Stored data
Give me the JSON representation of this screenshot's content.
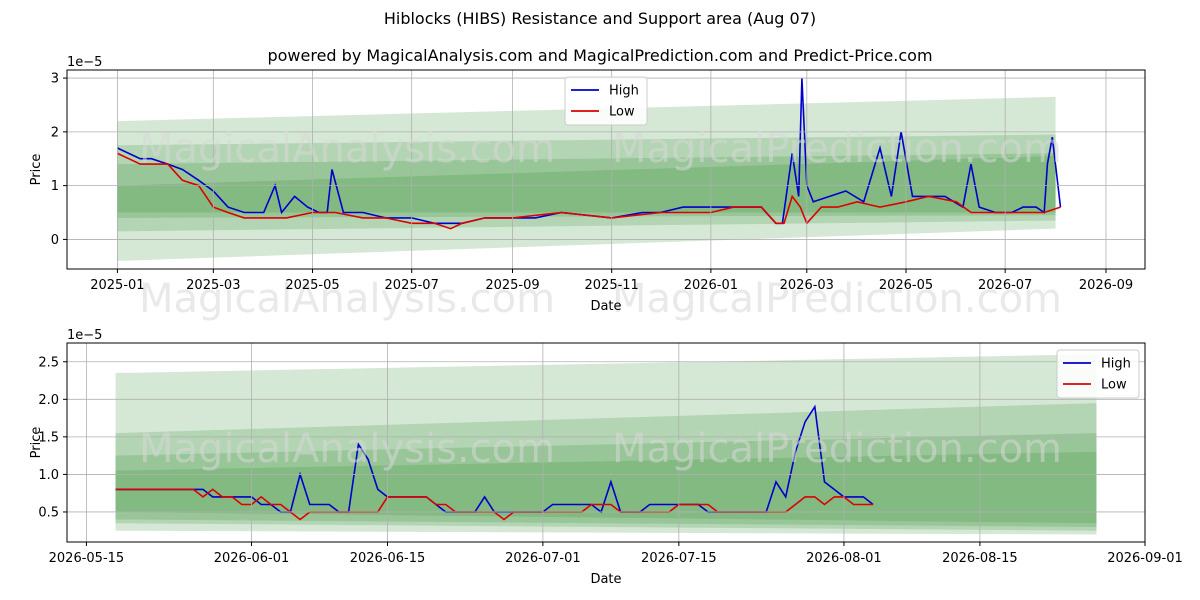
{
  "title": "Hiblocks (HIBS) Resistance and Support area (Aug 07)",
  "subtitle": "powered by MagicalAnalysis.com and MagicalPrediction.com and Predict-Price.com",
  "watermarks": [
    "MagicalAnalysis.com",
    "MagicalPrediction.com"
  ],
  "colors": {
    "high": "#0000cc",
    "low": "#dd0000",
    "band": "#2e8b2e",
    "grid": "#b0b0b0"
  },
  "chart_data": [
    {
      "type": "line",
      "title": "",
      "xlabel": "Date",
      "ylabel": "Price",
      "y_exponent_label": "1e−5",
      "xlim": [
        "2024-12-01",
        "2026-09-25"
      ],
      "ylim": [
        -0.55,
        3.15
      ],
      "x_ticks": [
        "2025-01",
        "2025-03",
        "2025-05",
        "2025-07",
        "2025-09",
        "2025-11",
        "2026-01",
        "2026-03",
        "2026-05",
        "2026-07",
        "2026-09"
      ],
      "x_tick_dates": [
        "2025-01-01",
        "2025-03-01",
        "2025-05-01",
        "2025-07-01",
        "2025-09-01",
        "2025-11-01",
        "2026-01-01",
        "2026-03-01",
        "2026-05-01",
        "2026-07-01",
        "2026-09-01"
      ],
      "y_ticks": [
        "0",
        "1",
        "2",
        "3"
      ],
      "y_tick_values": [
        0,
        1,
        2,
        3
      ],
      "grid": true,
      "legend": "upper center",
      "bands": [
        {
          "x": [
            "2025-01-01",
            "2026-08-01"
          ],
          "lower": [
            -0.4,
            0.2
          ],
          "upper": [
            2.2,
            2.65
          ]
        },
        {
          "x": [
            "2025-01-01",
            "2026-08-01"
          ],
          "lower": [
            0.15,
            0.35
          ],
          "upper": [
            1.75,
            1.95
          ]
        },
        {
          "x": [
            "2025-01-01",
            "2026-08-01"
          ],
          "lower": [
            0.4,
            0.45
          ],
          "upper": [
            1.0,
            1.55
          ]
        },
        {
          "x": [
            "2025-01-01",
            "2026-08-01"
          ],
          "lower": [
            0.5,
            0.5
          ],
          "upper": [
            1.4,
            1.6
          ]
        }
      ],
      "series": [
        {
          "name": "High",
          "color": "#0000cc",
          "x": [
            "2025-01-01",
            "2025-01-08",
            "2025-01-15",
            "2025-01-22",
            "2025-02-01",
            "2025-02-10",
            "2025-02-20",
            "2025-03-01",
            "2025-03-10",
            "2025-03-20",
            "2025-04-01",
            "2025-04-08",
            "2025-04-12",
            "2025-04-20",
            "2025-04-28",
            "2025-05-05",
            "2025-05-10",
            "2025-05-13",
            "2025-05-20",
            "2025-06-01",
            "2025-06-15",
            "2025-07-01",
            "2025-07-15",
            "2025-08-01",
            "2025-08-15",
            "2025-09-01",
            "2025-09-15",
            "2025-10-01",
            "2025-11-01",
            "2025-11-20",
            "2025-12-01",
            "2025-12-15",
            "2026-01-01",
            "2026-01-15",
            "2026-02-01",
            "2026-02-10",
            "2026-02-14",
            "2026-02-20",
            "2026-02-24",
            "2026-02-26",
            "2026-03-01",
            "2026-03-05",
            "2026-03-15",
            "2026-03-25",
            "2026-04-05",
            "2026-04-15",
            "2026-04-22",
            "2026-04-28",
            "2026-05-05",
            "2026-05-15",
            "2026-05-25",
            "2026-06-05",
            "2026-06-10",
            "2026-06-15",
            "2026-06-25",
            "2026-07-05",
            "2026-07-12",
            "2026-07-20",
            "2026-07-25",
            "2026-07-27",
            "2026-07-30",
            "2026-08-04"
          ],
          "values": [
            1.7,
            1.6,
            1.5,
            1.5,
            1.4,
            1.3,
            1.1,
            0.9,
            0.6,
            0.5,
            0.5,
            1.0,
            0.5,
            0.8,
            0.6,
            0.5,
            0.5,
            1.3,
            0.5,
            0.5,
            0.4,
            0.4,
            0.3,
            0.3,
            0.4,
            0.4,
            0.4,
            0.5,
            0.4,
            0.5,
            0.5,
            0.6,
            0.6,
            0.6,
            0.6,
            0.3,
            0.3,
            1.6,
            0.8,
            3.0,
            1.0,
            0.7,
            0.8,
            0.9,
            0.7,
            1.7,
            0.8,
            2.0,
            0.8,
            0.8,
            0.8,
            0.6,
            1.4,
            0.6,
            0.5,
            0.5,
            0.6,
            0.6,
            0.5,
            1.4,
            1.9,
            0.6
          ]
        },
        {
          "name": "Low",
          "color": "#dd0000",
          "x": [
            "2025-01-01",
            "2025-01-08",
            "2025-01-15",
            "2025-01-22",
            "2025-02-01",
            "2025-02-10",
            "2025-02-20",
            "2025-03-01",
            "2025-03-10",
            "2025-03-20",
            "2025-04-01",
            "2025-04-15",
            "2025-05-01",
            "2025-05-15",
            "2025-06-01",
            "2025-06-15",
            "2025-07-01",
            "2025-07-15",
            "2025-07-25",
            "2025-08-01",
            "2025-08-15",
            "2025-09-01",
            "2025-10-01",
            "2025-11-01",
            "2025-12-01",
            "2025-12-15",
            "2026-01-01",
            "2026-01-15",
            "2026-02-01",
            "2026-02-10",
            "2026-02-15",
            "2026-02-20",
            "2026-02-25",
            "2026-03-01",
            "2026-03-10",
            "2026-03-20",
            "2026-04-01",
            "2026-04-15",
            "2026-05-01",
            "2026-05-15",
            "2026-06-01",
            "2026-06-10",
            "2026-06-20",
            "2026-07-01",
            "2026-07-15",
            "2026-07-25",
            "2026-08-04"
          ],
          "values": [
            1.6,
            1.5,
            1.4,
            1.4,
            1.4,
            1.1,
            1.0,
            0.6,
            0.5,
            0.4,
            0.4,
            0.4,
            0.5,
            0.5,
            0.4,
            0.4,
            0.3,
            0.3,
            0.2,
            0.3,
            0.4,
            0.4,
            0.5,
            0.4,
            0.5,
            0.5,
            0.5,
            0.6,
            0.6,
            0.3,
            0.3,
            0.8,
            0.6,
            0.3,
            0.6,
            0.6,
            0.7,
            0.6,
            0.7,
            0.8,
            0.7,
            0.5,
            0.5,
            0.5,
            0.5,
            0.5,
            0.6
          ]
        }
      ]
    },
    {
      "type": "line",
      "title": "",
      "xlabel": "Date",
      "ylabel": "Price",
      "y_exponent_label": "1e−5",
      "xlim": [
        "2026-05-13",
        "2026-09-01"
      ],
      "ylim": [
        0.1,
        2.75
      ],
      "x_ticks": [
        "2026-05-15",
        "2026-06-01",
        "2026-06-15",
        "2026-07-01",
        "2026-07-15",
        "2026-08-01",
        "2026-08-15",
        "2026-09-01"
      ],
      "x_tick_dates": [
        "2026-05-15",
        "2026-06-01",
        "2026-06-15",
        "2026-07-01",
        "2026-07-15",
        "2026-08-01",
        "2026-08-15",
        "2026-09-01"
      ],
      "y_ticks": [
        "0.5",
        "1.0",
        "1.5",
        "2.0",
        "2.5"
      ],
      "y_tick_values": [
        0.5,
        1.0,
        1.5,
        2.0,
        2.5
      ],
      "grid": true,
      "legend": "upper right",
      "bands": [
        {
          "x": [
            "2026-05-18",
            "2026-08-27"
          ],
          "lower": [
            0.25,
            0.2
          ],
          "upper": [
            2.35,
            2.6
          ]
        },
        {
          "x": [
            "2026-05-18",
            "2026-08-27"
          ],
          "lower": [
            0.35,
            0.25
          ],
          "upper": [
            1.55,
            1.95
          ]
        },
        {
          "x": [
            "2026-05-18",
            "2026-08-27"
          ],
          "lower": [
            0.4,
            0.3
          ],
          "upper": [
            1.25,
            1.55
          ]
        },
        {
          "x": [
            "2026-05-18",
            "2026-08-27"
          ],
          "lower": [
            0.5,
            0.35
          ],
          "upper": [
            1.05,
            1.3
          ]
        }
      ],
      "series": [
        {
          "name": "High",
          "color": "#0000cc",
          "x": [
            "2026-05-18",
            "2026-05-19",
            "2026-05-20",
            "2026-05-21",
            "2026-05-22",
            "2026-05-23",
            "2026-05-24",
            "2026-05-25",
            "2026-05-26",
            "2026-05-27",
            "2026-05-28",
            "2026-05-29",
            "2026-05-30",
            "2026-05-31",
            "2026-06-01",
            "2026-06-02",
            "2026-06-03",
            "2026-06-04",
            "2026-06-05",
            "2026-06-06",
            "2026-06-07",
            "2026-06-08",
            "2026-06-09",
            "2026-06-10",
            "2026-06-11",
            "2026-06-12",
            "2026-06-13",
            "2026-06-14",
            "2026-06-15",
            "2026-06-16",
            "2026-06-17",
            "2026-06-18",
            "2026-06-19",
            "2026-06-20",
            "2026-06-21",
            "2026-06-22",
            "2026-06-23",
            "2026-06-24",
            "2026-06-25",
            "2026-06-26",
            "2026-06-27",
            "2026-06-28",
            "2026-06-29",
            "2026-06-30",
            "2026-07-01",
            "2026-07-02",
            "2026-07-03",
            "2026-07-04",
            "2026-07-05",
            "2026-07-06",
            "2026-07-07",
            "2026-07-08",
            "2026-07-09",
            "2026-07-10",
            "2026-07-11",
            "2026-07-12",
            "2026-07-13",
            "2026-07-14",
            "2026-07-15",
            "2026-07-16",
            "2026-07-17",
            "2026-07-18",
            "2026-07-19",
            "2026-07-20",
            "2026-07-21",
            "2026-07-22",
            "2026-07-23",
            "2026-07-24",
            "2026-07-25",
            "2026-07-26",
            "2026-07-27",
            "2026-07-28",
            "2026-07-29",
            "2026-07-30",
            "2026-07-31",
            "2026-08-01",
            "2026-08-02",
            "2026-08-03",
            "2026-08-04"
          ],
          "values": [
            0.8,
            0.8,
            0.8,
            0.8,
            0.8,
            0.8,
            0.8,
            0.8,
            0.8,
            0.8,
            0.7,
            0.7,
            0.7,
            0.7,
            0.7,
            0.6,
            0.6,
            0.5,
            0.5,
            1.0,
            0.6,
            0.6,
            0.6,
            0.5,
            0.5,
            1.4,
            1.2,
            0.8,
            0.7,
            0.7,
            0.7,
            0.7,
            0.7,
            0.6,
            0.5,
            0.5,
            0.5,
            0.5,
            0.7,
            0.5,
            0.5,
            0.5,
            0.5,
            0.5,
            0.5,
            0.6,
            0.6,
            0.6,
            0.6,
            0.6,
            0.5,
            0.9,
            0.5,
            0.5,
            0.5,
            0.6,
            0.6,
            0.6,
            0.6,
            0.6,
            0.6,
            0.5,
            0.5,
            0.5,
            0.5,
            0.5,
            0.5,
            0.5,
            0.9,
            0.7,
            1.3,
            1.7,
            1.9,
            0.9,
            0.8,
            0.7,
            0.7,
            0.7,
            0.6
          ]
        },
        {
          "name": "Low",
          "color": "#dd0000",
          "x": [
            "2026-05-18",
            "2026-05-19",
            "2026-05-20",
            "2026-05-21",
            "2026-05-22",
            "2026-05-23",
            "2026-05-24",
            "2026-05-25",
            "2026-05-26",
            "2026-05-27",
            "2026-05-28",
            "2026-05-29",
            "2026-05-30",
            "2026-05-31",
            "2026-06-01",
            "2026-06-02",
            "2026-06-03",
            "2026-06-04",
            "2026-06-05",
            "2026-06-06",
            "2026-06-07",
            "2026-06-08",
            "2026-06-09",
            "2026-06-10",
            "2026-06-11",
            "2026-06-12",
            "2026-06-13",
            "2026-06-14",
            "2026-06-15",
            "2026-06-16",
            "2026-06-17",
            "2026-06-18",
            "2026-06-19",
            "2026-06-20",
            "2026-06-21",
            "2026-06-22",
            "2026-06-23",
            "2026-06-24",
            "2026-06-25",
            "2026-06-26",
            "2026-06-27",
            "2026-06-28",
            "2026-06-29",
            "2026-06-30",
            "2026-07-01",
            "2026-07-02",
            "2026-07-03",
            "2026-07-04",
            "2026-07-05",
            "2026-07-06",
            "2026-07-07",
            "2026-07-08",
            "2026-07-09",
            "2026-07-10",
            "2026-07-11",
            "2026-07-12",
            "2026-07-13",
            "2026-07-14",
            "2026-07-15",
            "2026-07-16",
            "2026-07-17",
            "2026-07-18",
            "2026-07-19",
            "2026-07-20",
            "2026-07-21",
            "2026-07-22",
            "2026-07-23",
            "2026-07-24",
            "2026-07-25",
            "2026-07-26",
            "2026-07-27",
            "2026-07-28",
            "2026-07-29",
            "2026-07-30",
            "2026-07-31",
            "2026-08-01",
            "2026-08-02",
            "2026-08-03",
            "2026-08-04"
          ],
          "values": [
            0.8,
            0.8,
            0.8,
            0.8,
            0.8,
            0.8,
            0.8,
            0.8,
            0.8,
            0.7,
            0.8,
            0.7,
            0.7,
            0.6,
            0.6,
            0.7,
            0.6,
            0.6,
            0.5,
            0.4,
            0.5,
            0.5,
            0.5,
            0.5,
            0.5,
            0.5,
            0.5,
            0.5,
            0.7,
            0.7,
            0.7,
            0.7,
            0.7,
            0.6,
            0.6,
            0.5,
            0.5,
            0.5,
            0.5,
            0.5,
            0.4,
            0.5,
            0.5,
            0.5,
            0.5,
            0.5,
            0.5,
            0.5,
            0.5,
            0.6,
            0.6,
            0.6,
            0.5,
            0.5,
            0.5,
            0.5,
            0.5,
            0.5,
            0.6,
            0.6,
            0.6,
            0.6,
            0.5,
            0.5,
            0.5,
            0.5,
            0.5,
            0.5,
            0.5,
            0.5,
            0.6,
            0.7,
            0.7,
            0.6,
            0.7,
            0.7,
            0.6,
            0.6,
            0.6
          ]
        }
      ]
    }
  ]
}
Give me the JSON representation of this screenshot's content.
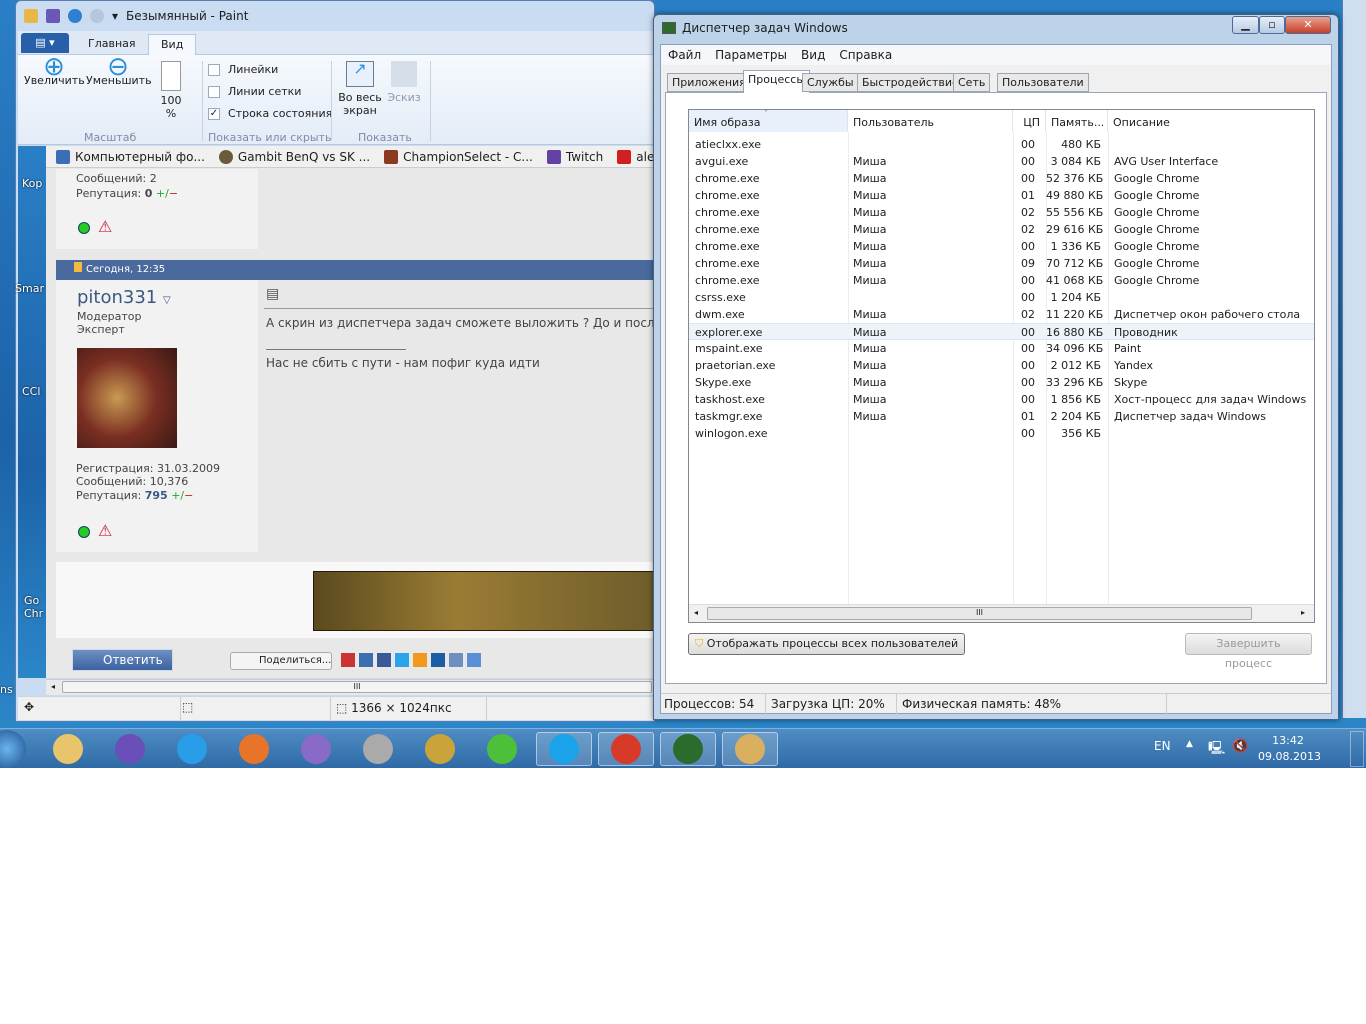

> _WHAT THE EXERCISE ASKS_
Look through the entries above. Extract each line with the word "legend".

> _PROBLEM SOLUTION_
      "legend": "upper center",
      "legend": "upper right",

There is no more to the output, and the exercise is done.